Requirements:
Check each line of the listing below for the string "sidebar", and give only how many lines hold it.

● ● ●

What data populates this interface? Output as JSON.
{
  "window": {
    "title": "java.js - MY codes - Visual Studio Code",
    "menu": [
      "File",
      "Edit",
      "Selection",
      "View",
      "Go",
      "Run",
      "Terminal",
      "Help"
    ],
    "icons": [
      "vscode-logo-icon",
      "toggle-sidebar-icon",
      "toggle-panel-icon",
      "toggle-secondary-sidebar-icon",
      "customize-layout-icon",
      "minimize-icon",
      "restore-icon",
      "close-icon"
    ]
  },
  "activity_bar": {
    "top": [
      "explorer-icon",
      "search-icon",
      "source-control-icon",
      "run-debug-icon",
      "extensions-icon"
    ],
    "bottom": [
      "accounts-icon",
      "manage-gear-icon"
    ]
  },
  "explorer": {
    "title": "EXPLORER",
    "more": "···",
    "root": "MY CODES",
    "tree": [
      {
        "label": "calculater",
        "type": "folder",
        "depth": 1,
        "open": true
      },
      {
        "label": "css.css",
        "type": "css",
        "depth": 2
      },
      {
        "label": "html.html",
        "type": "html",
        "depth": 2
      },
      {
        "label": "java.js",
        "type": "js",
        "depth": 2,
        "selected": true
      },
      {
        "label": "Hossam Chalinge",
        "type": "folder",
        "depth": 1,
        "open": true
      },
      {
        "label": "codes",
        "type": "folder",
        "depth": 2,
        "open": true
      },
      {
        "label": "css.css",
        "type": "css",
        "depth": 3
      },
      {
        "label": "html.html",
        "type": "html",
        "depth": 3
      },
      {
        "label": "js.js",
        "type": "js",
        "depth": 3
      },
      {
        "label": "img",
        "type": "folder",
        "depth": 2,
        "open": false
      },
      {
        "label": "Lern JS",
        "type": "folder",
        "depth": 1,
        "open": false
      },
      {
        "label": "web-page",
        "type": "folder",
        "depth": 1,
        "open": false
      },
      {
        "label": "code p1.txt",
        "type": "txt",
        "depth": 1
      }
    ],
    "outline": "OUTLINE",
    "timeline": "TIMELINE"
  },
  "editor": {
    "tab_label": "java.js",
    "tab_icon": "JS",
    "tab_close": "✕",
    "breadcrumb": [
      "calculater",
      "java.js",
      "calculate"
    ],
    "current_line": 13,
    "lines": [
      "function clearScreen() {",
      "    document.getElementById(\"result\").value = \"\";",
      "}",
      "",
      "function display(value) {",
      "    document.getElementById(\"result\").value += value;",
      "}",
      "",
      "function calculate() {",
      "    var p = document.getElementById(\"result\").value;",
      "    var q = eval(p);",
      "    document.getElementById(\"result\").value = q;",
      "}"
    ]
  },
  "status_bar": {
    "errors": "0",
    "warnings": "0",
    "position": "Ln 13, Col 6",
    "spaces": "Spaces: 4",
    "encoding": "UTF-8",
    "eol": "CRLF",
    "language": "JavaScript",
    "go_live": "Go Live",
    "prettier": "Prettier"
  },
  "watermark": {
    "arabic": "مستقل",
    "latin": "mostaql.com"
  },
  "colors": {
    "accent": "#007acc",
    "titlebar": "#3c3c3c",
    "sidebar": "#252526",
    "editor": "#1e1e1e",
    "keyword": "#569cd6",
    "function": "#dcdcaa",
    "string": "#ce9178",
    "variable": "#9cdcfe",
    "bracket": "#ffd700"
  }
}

● ● ●

Task answer:
3